» Exercise data
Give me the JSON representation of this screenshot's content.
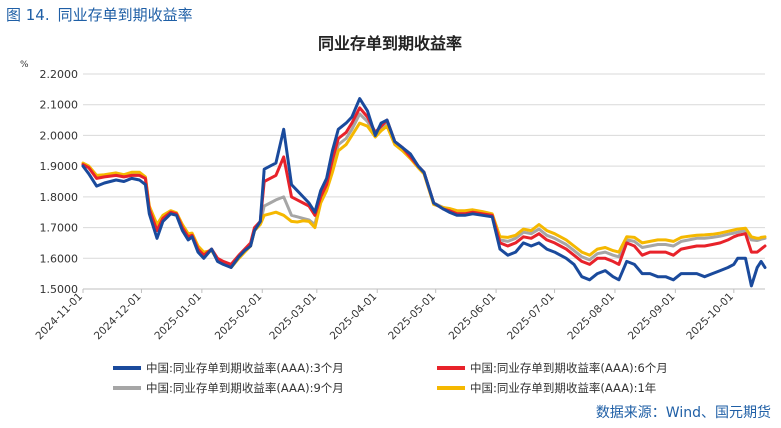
{
  "figure": {
    "number": "图 14.",
    "caption": "同业存单到期收益率"
  },
  "source": "数据来源：Wind、国元期货",
  "chart_data": {
    "type": "line",
    "title": "同业存单到期收益率",
    "unit": "%",
    "xlabel": "",
    "ylabel": "%",
    "ylim": [
      1.5,
      2.2
    ],
    "yticks": [
      "1.5000",
      "1.6000",
      "1.7000",
      "1.8000",
      "1.9000",
      "2.0000",
      "2.1000",
      "2.2000"
    ],
    "xlim": [
      "2024-11-01",
      "2025-10-17"
    ],
    "x_tick_labels": [
      "2024-11-01",
      "2024-12-01",
      "2025-01-01",
      "2025-02-01",
      "2025-03-01",
      "2025-04-01",
      "2025-05-01",
      "2025-06-01",
      "2025-07-01",
      "2025-08-01",
      "2025-09-01",
      "2025-10-01"
    ],
    "grid": true,
    "legend_position": "bottom",
    "series": [
      {
        "name": "中国:同业存单到期收益率(AAA):3个月",
        "color": "#1a4a9c",
        "x": [
          "2024-11-01",
          "2024-11-04",
          "2024-11-08",
          "2024-11-12",
          "2024-11-18",
          "2024-11-22",
          "2024-11-26",
          "2024-11-30",
          "2024-12-03",
          "2024-12-05",
          "2024-12-09",
          "2024-12-12",
          "2024-12-16",
          "2024-12-19",
          "2024-12-22",
          "2024-12-25",
          "2024-12-27",
          "2024-12-30",
          "2025-01-02",
          "2025-01-06",
          "2025-01-09",
          "2025-01-12",
          "2025-01-16",
          "2025-01-20",
          "2025-01-23",
          "2025-01-26",
          "2025-01-28",
          "2025-01-31",
          "2025-02-02",
          "2025-02-05",
          "2025-02-08",
          "2025-02-12",
          "2025-02-16",
          "2025-02-19",
          "2025-02-22",
          "2025-02-25",
          "2025-02-28",
          "2025-03-03",
          "2025-03-06",
          "2025-03-09",
          "2025-03-12",
          "2025-03-16",
          "2025-03-19",
          "2025-03-23",
          "2025-03-27",
          "2025-03-31",
          "2025-04-03",
          "2025-04-06",
          "2025-04-10",
          "2025-04-14",
          "2025-04-18",
          "2025-04-22",
          "2025-04-25",
          "2025-04-30",
          "2025-05-05",
          "2025-05-08",
          "2025-05-12",
          "2025-05-16",
          "2025-05-20",
          "2025-05-25",
          "2025-05-30",
          "2025-06-03",
          "2025-06-07",
          "2025-06-11",
          "2025-06-15",
          "2025-06-19",
          "2025-06-23",
          "2025-06-27",
          "2025-07-01",
          "2025-07-04",
          "2025-07-07",
          "2025-07-11",
          "2025-07-15",
          "2025-07-19",
          "2025-07-23",
          "2025-07-27",
          "2025-07-31",
          "2025-08-03",
          "2025-08-07",
          "2025-08-11",
          "2025-08-15",
          "2025-08-19",
          "2025-08-23",
          "2025-08-27",
          "2025-08-31",
          "2025-09-04",
          "2025-09-08",
          "2025-09-12",
          "2025-09-16",
          "2025-09-20",
          "2025-09-24",
          "2025-09-28",
          "2025-10-01",
          "2025-10-03",
          "2025-10-07",
          "2025-10-10",
          "2025-10-13",
          "2025-10-14",
          "2025-10-15",
          "2025-10-17"
        ],
        "values": [
          1.9,
          1.875,
          1.835,
          1.845,
          1.855,
          1.85,
          1.86,
          1.855,
          1.84,
          1.745,
          1.665,
          1.72,
          1.745,
          1.74,
          1.69,
          1.66,
          1.67,
          1.62,
          1.6,
          1.63,
          1.59,
          1.58,
          1.57,
          1.605,
          1.625,
          1.64,
          1.69,
          1.72,
          1.89,
          1.9,
          1.91,
          2.02,
          1.84,
          1.82,
          1.8,
          1.78,
          1.75,
          1.82,
          1.86,
          1.95,
          2.02,
          2.04,
          2.06,
          2.12,
          2.08,
          2.0,
          2.04,
          2.05,
          1.98,
          1.96,
          1.94,
          1.9,
          1.88,
          1.78,
          1.76,
          1.75,
          1.74,
          1.74,
          1.745,
          1.74,
          1.735,
          1.63,
          1.61,
          1.62,
          1.65,
          1.64,
          1.65,
          1.63,
          1.62,
          1.61,
          1.6,
          1.58,
          1.54,
          1.53,
          1.55,
          1.56,
          1.54,
          1.53,
          1.59,
          1.58,
          1.55,
          1.55,
          1.54,
          1.54,
          1.53,
          1.55,
          1.55,
          1.55,
          1.54,
          1.55,
          1.56,
          1.57,
          1.58,
          1.6,
          1.6,
          1.51,
          1.57,
          1.58,
          1.59,
          1.57
        ]
      },
      {
        "name": "中国:同业存单到期收益率(AAA):6个月",
        "color": "#e8222a",
        "x": [
          "2024-11-01",
          "2024-11-04",
          "2024-11-08",
          "2024-11-12",
          "2024-11-18",
          "2024-11-22",
          "2024-11-26",
          "2024-11-30",
          "2024-12-03",
          "2024-12-05",
          "2024-12-09",
          "2024-12-12",
          "2024-12-16",
          "2024-12-19",
          "2024-12-22",
          "2024-12-25",
          "2024-12-27",
          "2024-12-30",
          "2025-01-02",
          "2025-01-06",
          "2025-01-09",
          "2025-01-12",
          "2025-01-16",
          "2025-01-20",
          "2025-01-23",
          "2025-01-26",
          "2025-01-28",
          "2025-01-31",
          "2025-02-02",
          "2025-02-05",
          "2025-02-08",
          "2025-02-12",
          "2025-02-16",
          "2025-02-19",
          "2025-02-22",
          "2025-02-25",
          "2025-02-28",
          "2025-03-03",
          "2025-03-06",
          "2025-03-09",
          "2025-03-12",
          "2025-03-16",
          "2025-03-19",
          "2025-03-23",
          "2025-03-27",
          "2025-03-31",
          "2025-04-03",
          "2025-04-06",
          "2025-04-10",
          "2025-04-14",
          "2025-04-18",
          "2025-04-22",
          "2025-04-25",
          "2025-04-30",
          "2025-05-05",
          "2025-05-08",
          "2025-05-12",
          "2025-05-16",
          "2025-05-20",
          "2025-05-25",
          "2025-05-30",
          "2025-06-03",
          "2025-06-07",
          "2025-06-11",
          "2025-06-15",
          "2025-06-19",
          "2025-06-23",
          "2025-06-27",
          "2025-07-01",
          "2025-07-04",
          "2025-07-07",
          "2025-07-11",
          "2025-07-15",
          "2025-07-19",
          "2025-07-23",
          "2025-07-27",
          "2025-07-31",
          "2025-08-03",
          "2025-08-07",
          "2025-08-11",
          "2025-08-15",
          "2025-08-19",
          "2025-08-23",
          "2025-08-27",
          "2025-08-31",
          "2025-09-04",
          "2025-09-08",
          "2025-09-12",
          "2025-09-16",
          "2025-09-20",
          "2025-09-24",
          "2025-09-28",
          "2025-10-01",
          "2025-10-03",
          "2025-10-07",
          "2025-10-10",
          "2025-10-13",
          "2025-10-14",
          "2025-10-15",
          "2025-10-17"
        ],
        "values": [
          1.905,
          1.895,
          1.86,
          1.865,
          1.87,
          1.865,
          1.87,
          1.87,
          1.86,
          1.76,
          1.69,
          1.73,
          1.75,
          1.745,
          1.7,
          1.67,
          1.675,
          1.63,
          1.61,
          1.63,
          1.6,
          1.59,
          1.58,
          1.61,
          1.63,
          1.65,
          1.7,
          1.72,
          1.85,
          1.86,
          1.87,
          1.93,
          1.8,
          1.79,
          1.78,
          1.77,
          1.74,
          1.8,
          1.84,
          1.92,
          1.99,
          2.01,
          2.04,
          2.09,
          2.06,
          2.01,
          2.03,
          2.05,
          1.98,
          1.96,
          1.93,
          1.9,
          1.88,
          1.78,
          1.76,
          1.755,
          1.745,
          1.745,
          1.75,
          1.745,
          1.74,
          1.65,
          1.64,
          1.65,
          1.67,
          1.665,
          1.68,
          1.66,
          1.65,
          1.64,
          1.63,
          1.61,
          1.59,
          1.58,
          1.6,
          1.6,
          1.59,
          1.58,
          1.65,
          1.64,
          1.61,
          1.62,
          1.62,
          1.62,
          1.61,
          1.63,
          1.635,
          1.64,
          1.64,
          1.645,
          1.65,
          1.66,
          1.67,
          1.675,
          1.68,
          1.62,
          1.62,
          1.625,
          1.63,
          1.64
        ]
      },
      {
        "name": "中国:同业存单到期收益率(AAA):9个月",
        "color": "#a6a6a6",
        "x": [
          "2024-11-01",
          "2024-11-04",
          "2024-11-08",
          "2024-11-12",
          "2024-11-18",
          "2024-11-22",
          "2024-11-26",
          "2024-11-30",
          "2024-12-03",
          "2024-12-05",
          "2024-12-09",
          "2024-12-12",
          "2024-12-16",
          "2024-12-19",
          "2024-12-22",
          "2024-12-25",
          "2024-12-27",
          "2024-12-30",
          "2025-01-02",
          "2025-01-06",
          "2025-01-09",
          "2025-01-12",
          "2025-01-16",
          "2025-01-20",
          "2025-01-23",
          "2025-01-26",
          "2025-01-28",
          "2025-01-31",
          "2025-02-02",
          "2025-02-05",
          "2025-02-08",
          "2025-02-12",
          "2025-02-16",
          "2025-02-19",
          "2025-02-22",
          "2025-02-25",
          "2025-02-28",
          "2025-03-03",
          "2025-03-06",
          "2025-03-09",
          "2025-03-12",
          "2025-03-16",
          "2025-03-19",
          "2025-03-23",
          "2025-03-27",
          "2025-03-31",
          "2025-04-03",
          "2025-04-06",
          "2025-04-10",
          "2025-04-14",
          "2025-04-18",
          "2025-04-22",
          "2025-04-25",
          "2025-04-30",
          "2025-05-05",
          "2025-05-08",
          "2025-05-12",
          "2025-05-16",
          "2025-05-20",
          "2025-05-25",
          "2025-05-30",
          "2025-06-03",
          "2025-06-07",
          "2025-06-11",
          "2025-06-15",
          "2025-06-19",
          "2025-06-23",
          "2025-06-27",
          "2025-07-01",
          "2025-07-04",
          "2025-07-07",
          "2025-07-11",
          "2025-07-15",
          "2025-07-19",
          "2025-07-23",
          "2025-07-27",
          "2025-07-31",
          "2025-08-03",
          "2025-08-07",
          "2025-08-11",
          "2025-08-15",
          "2025-08-19",
          "2025-08-23",
          "2025-08-27",
          "2025-08-31",
          "2025-09-04",
          "2025-09-08",
          "2025-09-12",
          "2025-09-16",
          "2025-09-20",
          "2025-09-24",
          "2025-09-28",
          "2025-10-01",
          "2025-10-03",
          "2025-10-07",
          "2025-10-10",
          "2025-10-13",
          "2025-10-14",
          "2025-10-15",
          "2025-10-17"
        ],
        "values": [
          1.905,
          1.895,
          1.865,
          1.868,
          1.872,
          1.868,
          1.875,
          1.875,
          1.862,
          1.765,
          1.7,
          1.735,
          1.75,
          1.745,
          1.705,
          1.675,
          1.678,
          1.635,
          1.615,
          1.628,
          1.598,
          1.588,
          1.575,
          1.605,
          1.625,
          1.645,
          1.695,
          1.715,
          1.77,
          1.78,
          1.79,
          1.8,
          1.74,
          1.735,
          1.73,
          1.725,
          1.71,
          1.79,
          1.83,
          1.9,
          1.97,
          1.99,
          2.02,
          2.07,
          2.045,
          2.005,
          2.025,
          2.04,
          1.975,
          1.955,
          1.93,
          1.9,
          1.88,
          1.78,
          1.765,
          1.76,
          1.75,
          1.75,
          1.752,
          1.748,
          1.742,
          1.66,
          1.655,
          1.665,
          1.685,
          1.68,
          1.695,
          1.675,
          1.665,
          1.655,
          1.645,
          1.625,
          1.605,
          1.595,
          1.615,
          1.62,
          1.61,
          1.605,
          1.66,
          1.655,
          1.635,
          1.64,
          1.645,
          1.645,
          1.64,
          1.655,
          1.66,
          1.665,
          1.665,
          1.668,
          1.672,
          1.678,
          1.682,
          1.685,
          1.69,
          1.66,
          1.658,
          1.66,
          1.662,
          1.665
        ]
      },
      {
        "name": "中国:同业存单到期收益率(AAA):1年",
        "color": "#f5b800",
        "x": [
          "2024-11-01",
          "2024-11-04",
          "2024-11-08",
          "2024-11-12",
          "2024-11-18",
          "2024-11-22",
          "2024-11-26",
          "2024-11-30",
          "2024-12-03",
          "2024-12-05",
          "2024-12-09",
          "2024-12-12",
          "2024-12-16",
          "2024-12-19",
          "2024-12-22",
          "2024-12-25",
          "2024-12-27",
          "2024-12-30",
          "2025-01-02",
          "2025-01-06",
          "2025-01-09",
          "2025-01-12",
          "2025-01-16",
          "2025-01-20",
          "2025-01-23",
          "2025-01-26",
          "2025-01-28",
          "2025-01-31",
          "2025-02-02",
          "2025-02-05",
          "2025-02-08",
          "2025-02-12",
          "2025-02-16",
          "2025-02-19",
          "2025-02-22",
          "2025-02-25",
          "2025-02-28",
          "2025-03-03",
          "2025-03-06",
          "2025-03-09",
          "2025-03-12",
          "2025-03-16",
          "2025-03-19",
          "2025-03-23",
          "2025-03-27",
          "2025-03-31",
          "2025-04-03",
          "2025-04-06",
          "2025-04-10",
          "2025-04-14",
          "2025-04-18",
          "2025-04-22",
          "2025-04-25",
          "2025-04-30",
          "2025-05-05",
          "2025-05-08",
          "2025-05-12",
          "2025-05-16",
          "2025-05-20",
          "2025-05-25",
          "2025-05-30",
          "2025-06-03",
          "2025-06-07",
          "2025-06-11",
          "2025-06-15",
          "2025-06-19",
          "2025-06-23",
          "2025-06-27",
          "2025-07-01",
          "2025-07-04",
          "2025-07-07",
          "2025-07-11",
          "2025-07-15",
          "2025-07-19",
          "2025-07-23",
          "2025-07-27",
          "2025-07-31",
          "2025-08-03",
          "2025-08-07",
          "2025-08-11",
          "2025-08-15",
          "2025-08-19",
          "2025-08-23",
          "2025-08-27",
          "2025-08-31",
          "2025-09-04",
          "2025-09-08",
          "2025-09-12",
          "2025-09-16",
          "2025-09-20",
          "2025-09-24",
          "2025-09-28",
          "2025-10-01",
          "2025-10-03",
          "2025-10-07",
          "2025-10-10",
          "2025-10-13",
          "2025-10-14",
          "2025-10-15",
          "2025-10-17"
        ],
        "values": [
          1.91,
          1.9,
          1.87,
          1.872,
          1.878,
          1.872,
          1.88,
          1.88,
          1.865,
          1.77,
          1.71,
          1.74,
          1.755,
          1.748,
          1.71,
          1.68,
          1.682,
          1.64,
          1.62,
          1.625,
          1.595,
          1.585,
          1.57,
          1.6,
          1.62,
          1.64,
          1.69,
          1.71,
          1.74,
          1.745,
          1.75,
          1.74,
          1.72,
          1.718,
          1.722,
          1.72,
          1.7,
          1.78,
          1.82,
          1.88,
          1.95,
          1.97,
          2.0,
          2.04,
          2.03,
          1.995,
          2.015,
          2.03,
          1.97,
          1.95,
          1.925,
          1.895,
          1.875,
          1.775,
          1.765,
          1.762,
          1.755,
          1.755,
          1.758,
          1.752,
          1.745,
          1.67,
          1.668,
          1.675,
          1.695,
          1.69,
          1.71,
          1.69,
          1.68,
          1.67,
          1.66,
          1.64,
          1.62,
          1.61,
          1.63,
          1.635,
          1.625,
          1.62,
          1.67,
          1.668,
          1.65,
          1.655,
          1.66,
          1.66,
          1.655,
          1.668,
          1.672,
          1.675,
          1.676,
          1.678,
          1.682,
          1.688,
          1.692,
          1.695,
          1.698,
          1.67,
          1.665,
          1.665,
          1.668,
          1.67
        ]
      }
    ]
  }
}
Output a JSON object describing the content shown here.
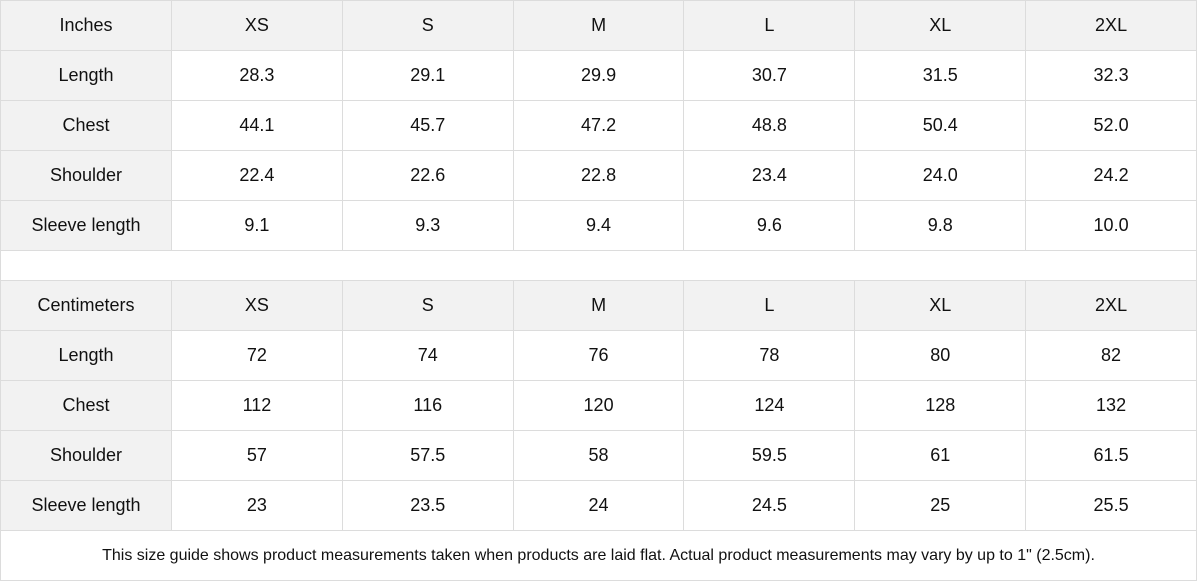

» Task objective
Tally up how many lines in the preceding listing contain the word "同业存单到期收益率". Give nothing but the number.

» Exercise output
6